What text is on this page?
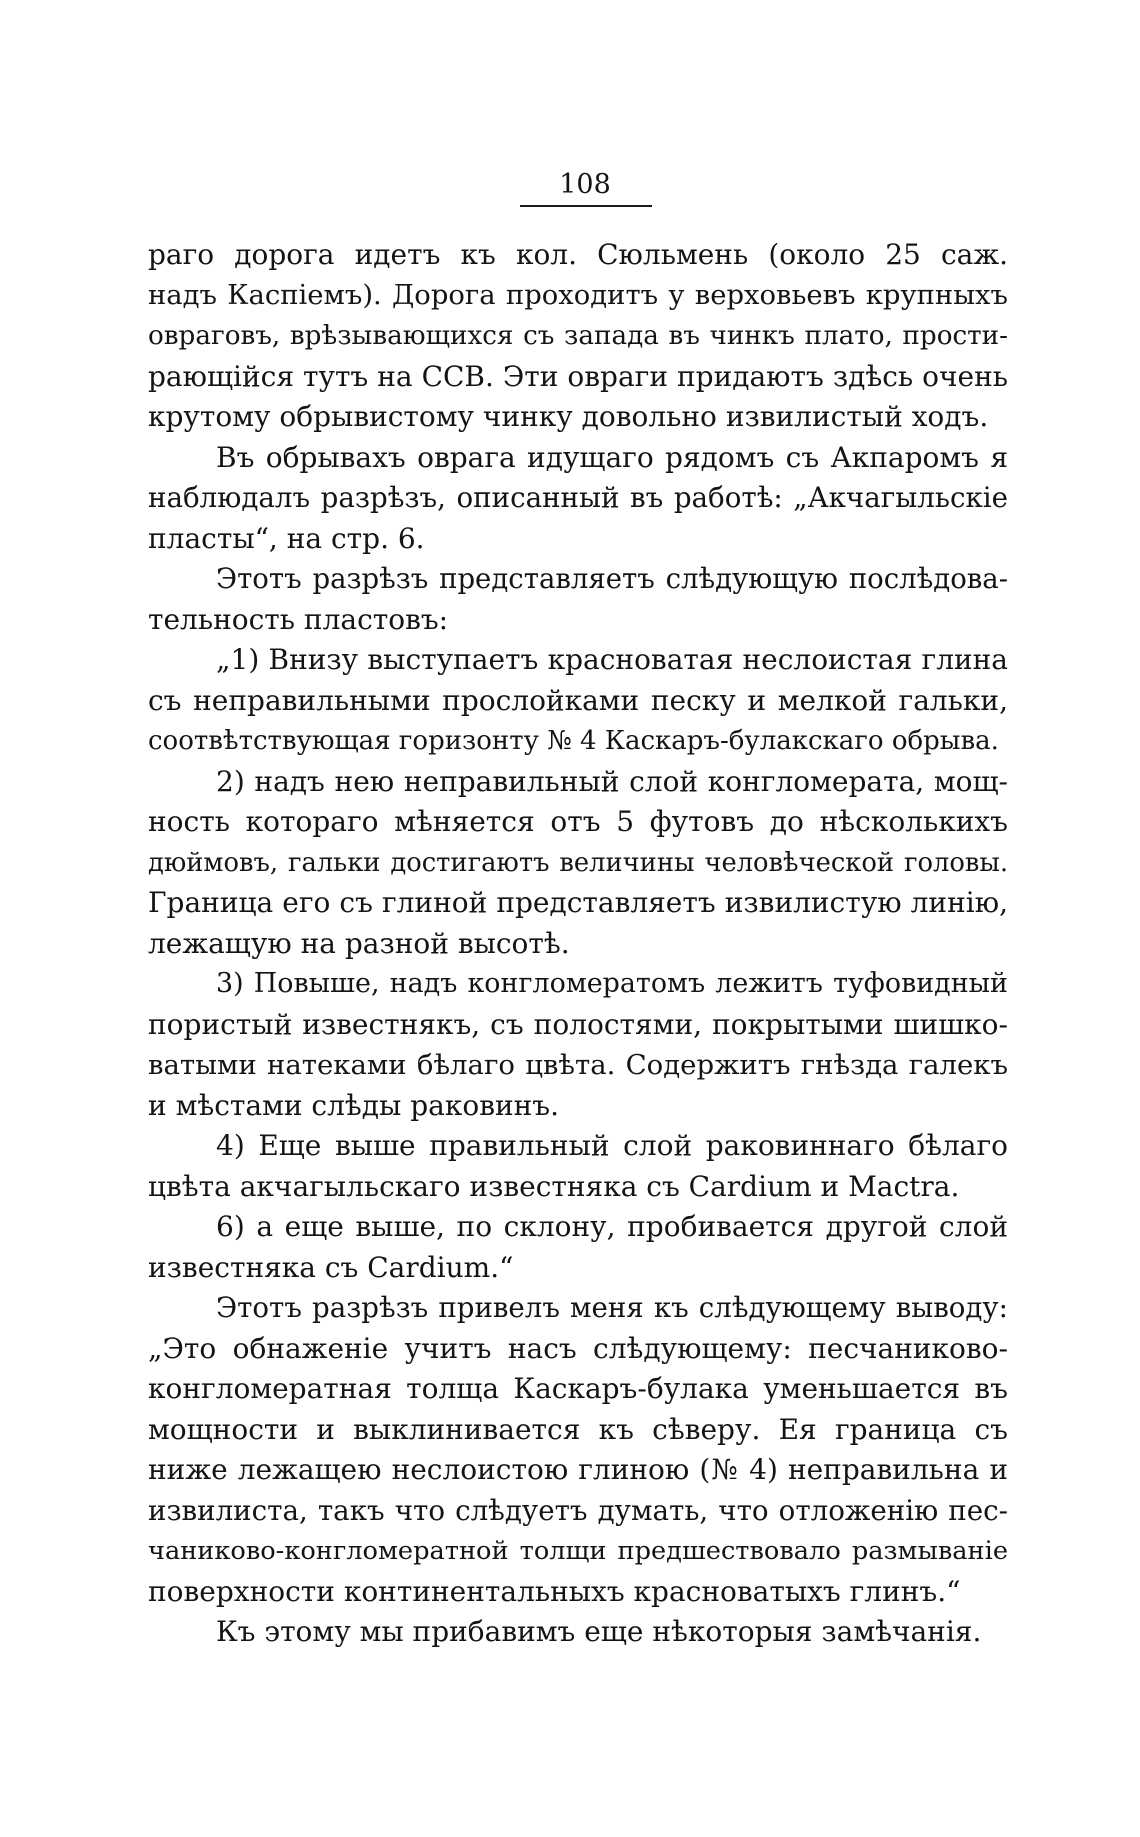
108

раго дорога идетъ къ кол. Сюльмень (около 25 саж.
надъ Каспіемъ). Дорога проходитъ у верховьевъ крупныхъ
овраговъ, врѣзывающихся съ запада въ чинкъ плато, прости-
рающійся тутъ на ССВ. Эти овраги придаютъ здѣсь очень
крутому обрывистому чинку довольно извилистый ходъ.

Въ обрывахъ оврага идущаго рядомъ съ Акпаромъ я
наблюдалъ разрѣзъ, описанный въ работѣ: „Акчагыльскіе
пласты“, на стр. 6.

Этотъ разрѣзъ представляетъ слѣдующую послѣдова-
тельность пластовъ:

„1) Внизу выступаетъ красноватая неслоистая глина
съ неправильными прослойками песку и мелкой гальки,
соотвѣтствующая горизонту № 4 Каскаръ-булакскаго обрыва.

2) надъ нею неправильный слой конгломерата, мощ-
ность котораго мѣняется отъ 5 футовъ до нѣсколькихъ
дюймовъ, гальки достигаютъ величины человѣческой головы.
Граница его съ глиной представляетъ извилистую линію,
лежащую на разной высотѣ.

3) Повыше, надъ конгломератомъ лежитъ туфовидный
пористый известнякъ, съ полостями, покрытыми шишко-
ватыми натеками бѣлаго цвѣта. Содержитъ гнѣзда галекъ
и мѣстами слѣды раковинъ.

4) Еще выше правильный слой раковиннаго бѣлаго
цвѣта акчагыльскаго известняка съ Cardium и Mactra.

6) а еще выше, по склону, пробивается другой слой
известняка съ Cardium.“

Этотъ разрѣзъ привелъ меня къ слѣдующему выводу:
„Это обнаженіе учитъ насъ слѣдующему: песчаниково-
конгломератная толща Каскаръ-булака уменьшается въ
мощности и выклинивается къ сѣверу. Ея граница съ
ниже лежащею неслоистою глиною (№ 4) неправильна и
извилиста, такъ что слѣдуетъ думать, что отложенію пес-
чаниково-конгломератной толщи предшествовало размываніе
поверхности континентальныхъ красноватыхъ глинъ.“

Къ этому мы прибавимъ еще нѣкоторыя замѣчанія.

□ □ □

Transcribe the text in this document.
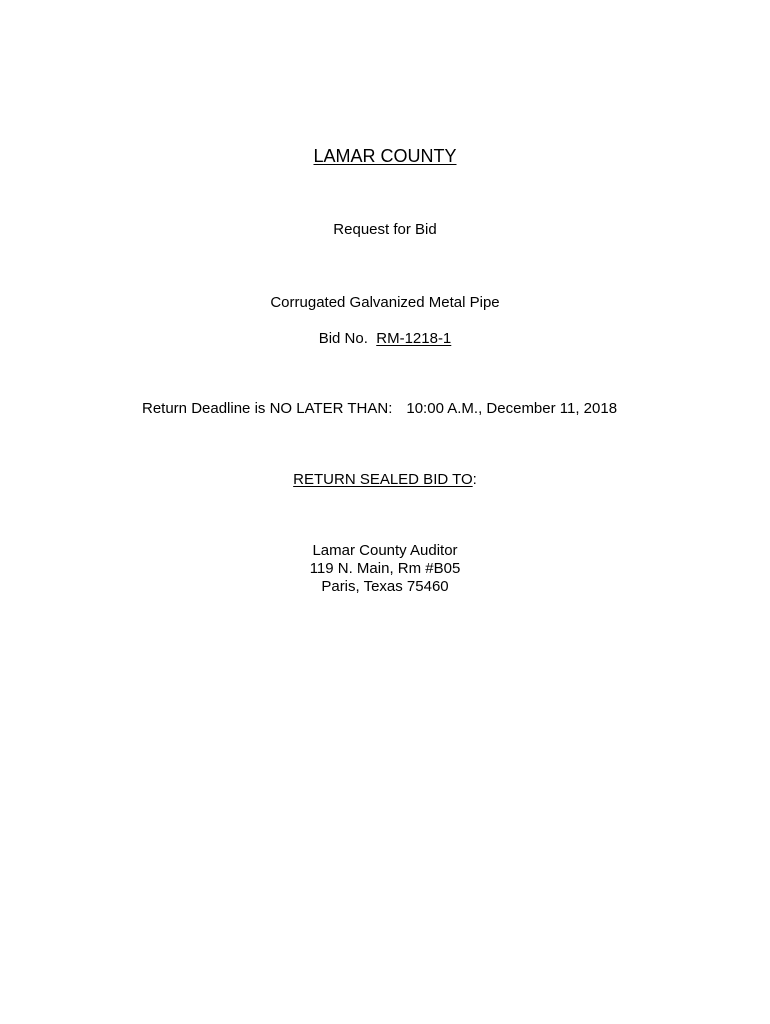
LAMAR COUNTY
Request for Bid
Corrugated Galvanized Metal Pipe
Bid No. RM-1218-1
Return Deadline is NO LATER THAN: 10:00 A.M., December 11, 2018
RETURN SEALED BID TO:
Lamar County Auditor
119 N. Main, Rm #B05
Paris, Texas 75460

□ □ □

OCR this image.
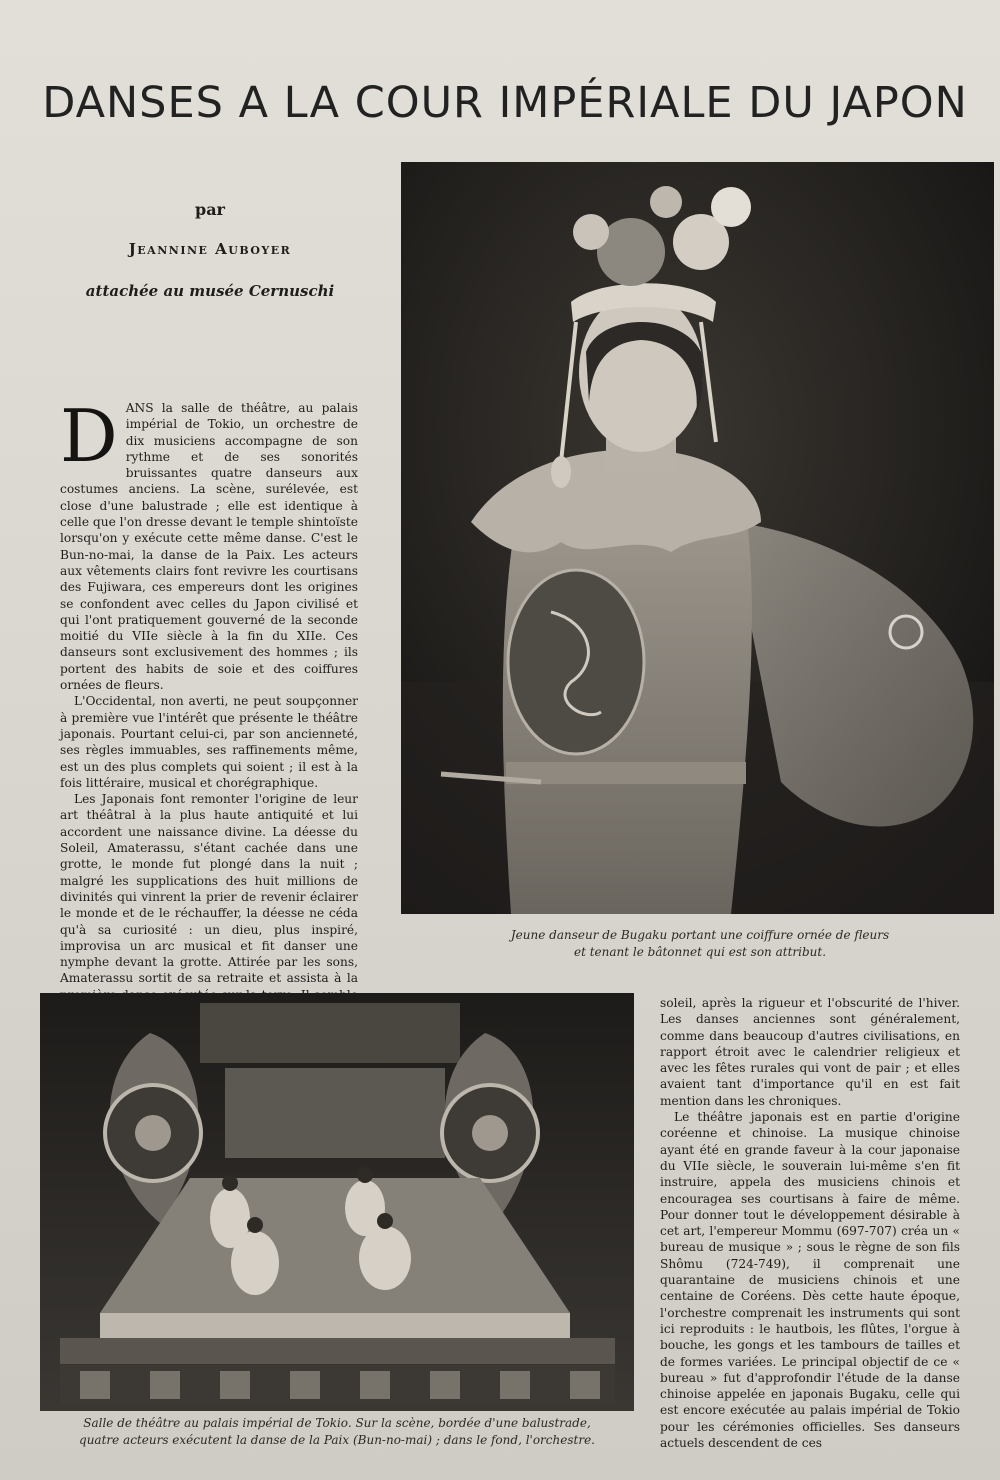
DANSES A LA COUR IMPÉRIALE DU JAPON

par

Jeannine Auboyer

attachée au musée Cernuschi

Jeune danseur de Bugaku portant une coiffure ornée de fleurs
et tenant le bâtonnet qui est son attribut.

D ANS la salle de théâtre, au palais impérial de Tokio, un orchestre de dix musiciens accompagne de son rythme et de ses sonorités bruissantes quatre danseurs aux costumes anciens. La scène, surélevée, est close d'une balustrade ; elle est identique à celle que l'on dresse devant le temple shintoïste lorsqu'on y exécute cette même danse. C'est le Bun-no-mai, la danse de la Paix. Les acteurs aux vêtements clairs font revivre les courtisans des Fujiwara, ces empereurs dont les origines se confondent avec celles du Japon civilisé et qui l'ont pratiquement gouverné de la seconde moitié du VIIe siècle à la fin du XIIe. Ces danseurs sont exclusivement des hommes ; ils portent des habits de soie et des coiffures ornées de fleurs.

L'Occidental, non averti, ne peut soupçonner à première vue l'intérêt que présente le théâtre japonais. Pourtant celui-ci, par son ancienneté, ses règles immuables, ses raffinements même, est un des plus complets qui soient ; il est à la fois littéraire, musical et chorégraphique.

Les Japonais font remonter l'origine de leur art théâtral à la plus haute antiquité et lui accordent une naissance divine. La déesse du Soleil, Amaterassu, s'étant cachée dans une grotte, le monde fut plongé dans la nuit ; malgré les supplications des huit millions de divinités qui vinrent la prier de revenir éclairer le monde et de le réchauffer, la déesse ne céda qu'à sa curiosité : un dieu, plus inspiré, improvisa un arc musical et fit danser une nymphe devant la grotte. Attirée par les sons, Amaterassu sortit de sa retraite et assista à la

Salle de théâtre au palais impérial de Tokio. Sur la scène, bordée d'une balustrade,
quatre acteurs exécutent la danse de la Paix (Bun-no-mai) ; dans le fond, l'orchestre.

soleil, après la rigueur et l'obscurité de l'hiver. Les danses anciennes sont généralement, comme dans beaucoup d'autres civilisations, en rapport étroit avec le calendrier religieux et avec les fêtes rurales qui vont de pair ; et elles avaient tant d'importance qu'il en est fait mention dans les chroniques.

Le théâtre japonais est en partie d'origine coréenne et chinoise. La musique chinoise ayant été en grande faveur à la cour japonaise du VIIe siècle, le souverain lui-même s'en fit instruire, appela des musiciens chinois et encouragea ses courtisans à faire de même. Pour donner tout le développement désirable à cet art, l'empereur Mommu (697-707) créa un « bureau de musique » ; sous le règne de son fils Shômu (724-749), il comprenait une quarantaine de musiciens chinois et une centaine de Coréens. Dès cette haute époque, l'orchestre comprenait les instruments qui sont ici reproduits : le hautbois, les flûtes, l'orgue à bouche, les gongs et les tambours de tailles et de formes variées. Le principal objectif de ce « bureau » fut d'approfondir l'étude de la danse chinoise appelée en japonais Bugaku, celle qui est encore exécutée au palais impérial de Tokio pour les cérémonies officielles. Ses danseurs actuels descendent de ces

□ □ □

● **Task goal**: Search the data above for the word "слѣдующему", then gather each line in which it appears.

● **Exercise response**:
Этотъ разрѣзъ привелъ меня къ слѣдующему выводу:
„Это обнаженіе учитъ насъ слѣдующему: песчаниково-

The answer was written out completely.